## PROMPT
Set out each line from the following listing that includes the word "населённых".

%%

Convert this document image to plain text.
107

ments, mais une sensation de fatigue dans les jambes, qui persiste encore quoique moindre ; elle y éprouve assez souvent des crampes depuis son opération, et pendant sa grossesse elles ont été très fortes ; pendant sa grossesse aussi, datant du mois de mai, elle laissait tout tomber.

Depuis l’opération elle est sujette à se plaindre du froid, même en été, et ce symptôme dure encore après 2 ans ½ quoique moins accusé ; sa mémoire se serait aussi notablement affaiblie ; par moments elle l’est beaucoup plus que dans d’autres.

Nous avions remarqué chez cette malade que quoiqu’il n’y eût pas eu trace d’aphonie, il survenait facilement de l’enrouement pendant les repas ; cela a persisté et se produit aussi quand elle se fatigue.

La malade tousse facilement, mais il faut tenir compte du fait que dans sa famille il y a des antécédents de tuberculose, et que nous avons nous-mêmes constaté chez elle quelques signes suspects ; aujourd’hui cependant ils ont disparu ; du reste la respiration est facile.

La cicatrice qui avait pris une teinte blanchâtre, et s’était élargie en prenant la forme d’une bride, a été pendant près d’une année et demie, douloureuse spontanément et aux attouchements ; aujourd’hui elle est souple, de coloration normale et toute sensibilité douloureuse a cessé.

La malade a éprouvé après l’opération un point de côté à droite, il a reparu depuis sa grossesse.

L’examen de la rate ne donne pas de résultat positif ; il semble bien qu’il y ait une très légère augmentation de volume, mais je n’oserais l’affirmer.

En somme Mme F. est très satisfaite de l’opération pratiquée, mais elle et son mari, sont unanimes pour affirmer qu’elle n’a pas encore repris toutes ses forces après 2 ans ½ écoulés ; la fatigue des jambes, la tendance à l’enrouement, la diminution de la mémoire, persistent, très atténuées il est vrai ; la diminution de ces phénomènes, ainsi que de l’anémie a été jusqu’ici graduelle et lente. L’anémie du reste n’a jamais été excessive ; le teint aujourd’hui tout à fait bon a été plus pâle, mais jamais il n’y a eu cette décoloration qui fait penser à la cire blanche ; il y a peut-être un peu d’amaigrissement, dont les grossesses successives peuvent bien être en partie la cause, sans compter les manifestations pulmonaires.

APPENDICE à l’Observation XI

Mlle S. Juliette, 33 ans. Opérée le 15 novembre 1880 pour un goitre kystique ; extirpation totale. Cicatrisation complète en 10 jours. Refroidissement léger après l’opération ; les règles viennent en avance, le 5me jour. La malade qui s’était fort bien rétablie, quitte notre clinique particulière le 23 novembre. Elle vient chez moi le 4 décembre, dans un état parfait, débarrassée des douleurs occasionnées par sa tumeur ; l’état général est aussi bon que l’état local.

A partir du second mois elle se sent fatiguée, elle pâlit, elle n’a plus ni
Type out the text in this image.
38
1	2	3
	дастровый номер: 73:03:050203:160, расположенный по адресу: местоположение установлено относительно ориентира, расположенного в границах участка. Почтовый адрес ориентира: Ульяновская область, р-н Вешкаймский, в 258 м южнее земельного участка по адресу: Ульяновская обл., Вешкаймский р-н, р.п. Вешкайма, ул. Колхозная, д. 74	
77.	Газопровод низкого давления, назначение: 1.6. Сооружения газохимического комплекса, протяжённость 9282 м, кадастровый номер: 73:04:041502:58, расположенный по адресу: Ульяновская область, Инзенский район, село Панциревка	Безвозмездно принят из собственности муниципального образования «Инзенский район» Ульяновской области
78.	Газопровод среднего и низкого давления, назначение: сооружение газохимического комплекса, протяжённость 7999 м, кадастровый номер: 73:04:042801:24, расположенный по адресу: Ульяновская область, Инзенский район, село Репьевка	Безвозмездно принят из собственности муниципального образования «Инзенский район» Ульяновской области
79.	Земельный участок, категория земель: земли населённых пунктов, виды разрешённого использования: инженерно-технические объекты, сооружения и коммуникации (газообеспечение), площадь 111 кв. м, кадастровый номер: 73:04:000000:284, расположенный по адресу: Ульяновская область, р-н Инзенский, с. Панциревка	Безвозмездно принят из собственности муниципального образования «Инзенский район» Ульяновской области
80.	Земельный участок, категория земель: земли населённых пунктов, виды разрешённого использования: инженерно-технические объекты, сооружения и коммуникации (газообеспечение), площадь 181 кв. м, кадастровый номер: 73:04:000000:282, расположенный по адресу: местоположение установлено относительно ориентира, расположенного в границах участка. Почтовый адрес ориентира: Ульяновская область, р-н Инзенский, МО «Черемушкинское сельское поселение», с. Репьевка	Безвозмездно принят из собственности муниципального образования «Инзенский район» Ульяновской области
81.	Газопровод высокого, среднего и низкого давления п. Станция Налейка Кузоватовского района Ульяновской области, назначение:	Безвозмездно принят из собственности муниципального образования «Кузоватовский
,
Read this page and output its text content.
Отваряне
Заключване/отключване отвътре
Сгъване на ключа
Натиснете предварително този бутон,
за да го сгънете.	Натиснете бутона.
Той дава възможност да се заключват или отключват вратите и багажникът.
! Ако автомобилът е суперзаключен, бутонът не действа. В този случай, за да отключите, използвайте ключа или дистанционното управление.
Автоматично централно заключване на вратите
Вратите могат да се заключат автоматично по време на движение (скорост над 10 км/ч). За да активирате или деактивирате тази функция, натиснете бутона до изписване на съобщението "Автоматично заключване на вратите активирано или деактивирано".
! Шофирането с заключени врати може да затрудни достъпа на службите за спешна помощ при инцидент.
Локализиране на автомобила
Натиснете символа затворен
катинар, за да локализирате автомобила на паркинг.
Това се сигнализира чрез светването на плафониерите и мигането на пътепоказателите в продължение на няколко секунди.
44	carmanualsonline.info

%%

## RESULT OF THIS EXERCISE
79.	Земельный участок, категория земель: земли населённых пунктов, виды разрешённого использования: инженерно-технические объекты, сооружения и коммуникации (газообеспечение), площадь 111 кв. м, кадастровый номер: 73:04:000000:284, расположенный по адресу: Ульяновская область, р-н Инзенский, с. Панциревка	Безвозмездно принят из собственности муниципального образования «Инзенский район» Ульяновской области
80.	Земельный участок, категория земель: земли населённых пунктов, виды разрешённого использования: инженерно-технические объекты, сооружения и коммуникации (газообеспечение), площадь 181 кв. м, кадастровый номер: 73:04:000000:282, расположенный по адресу: местоположение установлено относительно ориентира, расположенного в границах участка. Почтовый адрес ориентира: Ульяновская область, р-н Инзенский, МО «Черемушкинское сельское поселение», с. Репьевка	Безвозмездно принят из собственности муниципального образования «Инзенский район» Ульяновской области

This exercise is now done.